■ **TASK TO CARRY OUT**: Search the records for the word "dertill" and pick out every line that has it.

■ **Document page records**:
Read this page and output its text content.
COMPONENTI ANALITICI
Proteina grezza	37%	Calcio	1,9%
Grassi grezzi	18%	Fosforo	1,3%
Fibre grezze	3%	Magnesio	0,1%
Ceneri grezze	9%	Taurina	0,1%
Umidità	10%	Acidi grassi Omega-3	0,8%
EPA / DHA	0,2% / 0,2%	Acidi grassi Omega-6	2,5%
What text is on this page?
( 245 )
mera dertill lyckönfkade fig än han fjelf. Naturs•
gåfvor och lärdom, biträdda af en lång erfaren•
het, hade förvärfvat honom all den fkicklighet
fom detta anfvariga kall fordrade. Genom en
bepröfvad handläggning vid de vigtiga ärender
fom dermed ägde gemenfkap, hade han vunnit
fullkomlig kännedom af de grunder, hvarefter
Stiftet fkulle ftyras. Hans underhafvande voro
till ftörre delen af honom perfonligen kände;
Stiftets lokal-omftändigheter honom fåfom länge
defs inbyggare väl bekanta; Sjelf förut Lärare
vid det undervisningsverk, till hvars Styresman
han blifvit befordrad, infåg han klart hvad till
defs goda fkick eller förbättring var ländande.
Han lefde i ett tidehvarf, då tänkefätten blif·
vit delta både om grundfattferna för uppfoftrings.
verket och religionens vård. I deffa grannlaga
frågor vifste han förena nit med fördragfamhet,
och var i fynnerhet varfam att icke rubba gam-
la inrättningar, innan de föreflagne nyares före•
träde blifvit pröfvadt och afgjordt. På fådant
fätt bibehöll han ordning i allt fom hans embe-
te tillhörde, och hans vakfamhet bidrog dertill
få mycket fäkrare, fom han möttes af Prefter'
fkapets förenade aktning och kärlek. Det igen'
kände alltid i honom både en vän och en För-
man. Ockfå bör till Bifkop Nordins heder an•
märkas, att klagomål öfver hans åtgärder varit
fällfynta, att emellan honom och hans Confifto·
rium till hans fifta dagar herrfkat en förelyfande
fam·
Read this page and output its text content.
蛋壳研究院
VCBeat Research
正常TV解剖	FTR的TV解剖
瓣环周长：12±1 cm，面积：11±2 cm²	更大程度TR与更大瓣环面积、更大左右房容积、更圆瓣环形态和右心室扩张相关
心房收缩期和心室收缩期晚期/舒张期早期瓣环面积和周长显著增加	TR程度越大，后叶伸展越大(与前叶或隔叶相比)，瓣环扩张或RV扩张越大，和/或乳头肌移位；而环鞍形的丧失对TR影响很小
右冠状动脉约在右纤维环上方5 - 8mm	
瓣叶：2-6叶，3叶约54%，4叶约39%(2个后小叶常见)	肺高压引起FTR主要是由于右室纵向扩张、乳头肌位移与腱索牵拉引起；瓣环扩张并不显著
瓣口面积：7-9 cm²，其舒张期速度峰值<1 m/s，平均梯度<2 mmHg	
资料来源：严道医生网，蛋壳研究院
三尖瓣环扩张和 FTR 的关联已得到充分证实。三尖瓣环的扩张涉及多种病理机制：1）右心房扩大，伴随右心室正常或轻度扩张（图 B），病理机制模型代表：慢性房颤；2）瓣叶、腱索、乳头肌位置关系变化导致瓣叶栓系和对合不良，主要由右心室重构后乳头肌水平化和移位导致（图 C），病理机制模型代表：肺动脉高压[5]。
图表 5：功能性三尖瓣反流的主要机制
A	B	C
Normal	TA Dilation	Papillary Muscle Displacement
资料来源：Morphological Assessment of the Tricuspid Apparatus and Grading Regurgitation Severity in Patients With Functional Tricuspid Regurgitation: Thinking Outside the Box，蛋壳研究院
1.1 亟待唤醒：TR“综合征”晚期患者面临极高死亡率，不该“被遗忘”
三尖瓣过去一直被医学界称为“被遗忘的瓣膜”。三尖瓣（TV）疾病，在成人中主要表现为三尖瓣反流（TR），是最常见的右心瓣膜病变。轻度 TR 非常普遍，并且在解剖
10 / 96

■ **TASK ANSWER**:
mera dertill lyckönfkade fig än han fjelf. Naturs•
te tillhörde, och hans vakfamhet bidrog dertill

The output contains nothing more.